• _STATED PROBLEM_: Below are some records. Copy every line in them that holds "title".

• _RECORDS SHOWN_:
————

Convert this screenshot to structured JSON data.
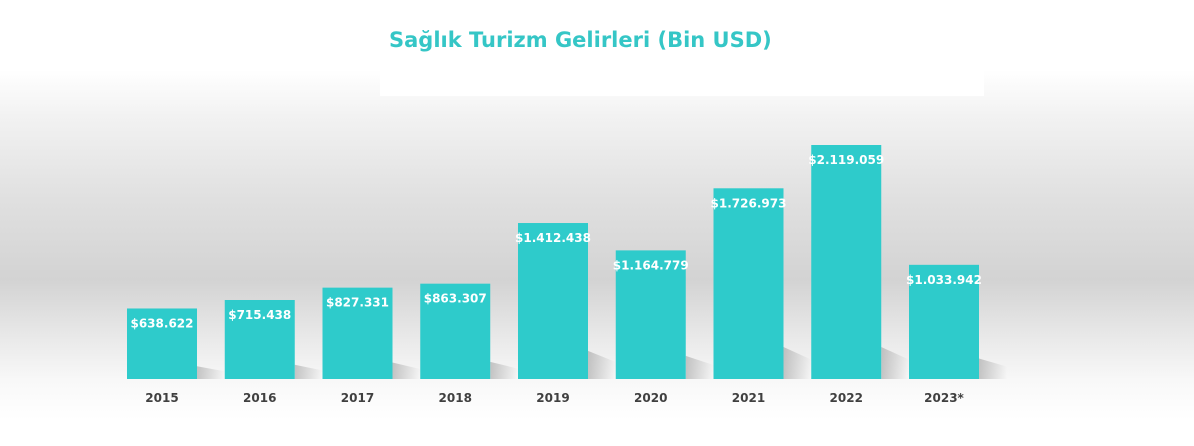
{
  "chart_data": {
    "type": "bar",
    "title": "Sağlık Turizm Gelirleri (Bin USD)",
    "categories": [
      "2015",
      "2016",
      "2017",
      "2018",
      "2019",
      "2020",
      "2021",
      "2022",
      "2023*"
    ],
    "values": [
      638622,
      715438,
      827331,
      863307,
      1412438,
      1164779,
      1726973,
      2119059,
      1033942
    ],
    "value_labels": [
      "$638.622",
      "$715.438",
      "$827.331",
      "$863.307",
      "$1.412.438",
      "$1.164.779",
      "$1.726.973",
      "$2.119.059",
      "$1.033.942"
    ],
    "xlabel": "",
    "ylabel": "",
    "grid": false,
    "legend": "none",
    "colors": {
      "bar": "#2ecbcb",
      "title": "#35c6c6",
      "value_label": "#ffffff",
      "tick_label": "#404040"
    }
  }
}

————

• _ANSWER TO THE TASK_:
    "title": "Sağlık Turizm Gelirleri (Bin USD)",
      "title": "#35c6c6",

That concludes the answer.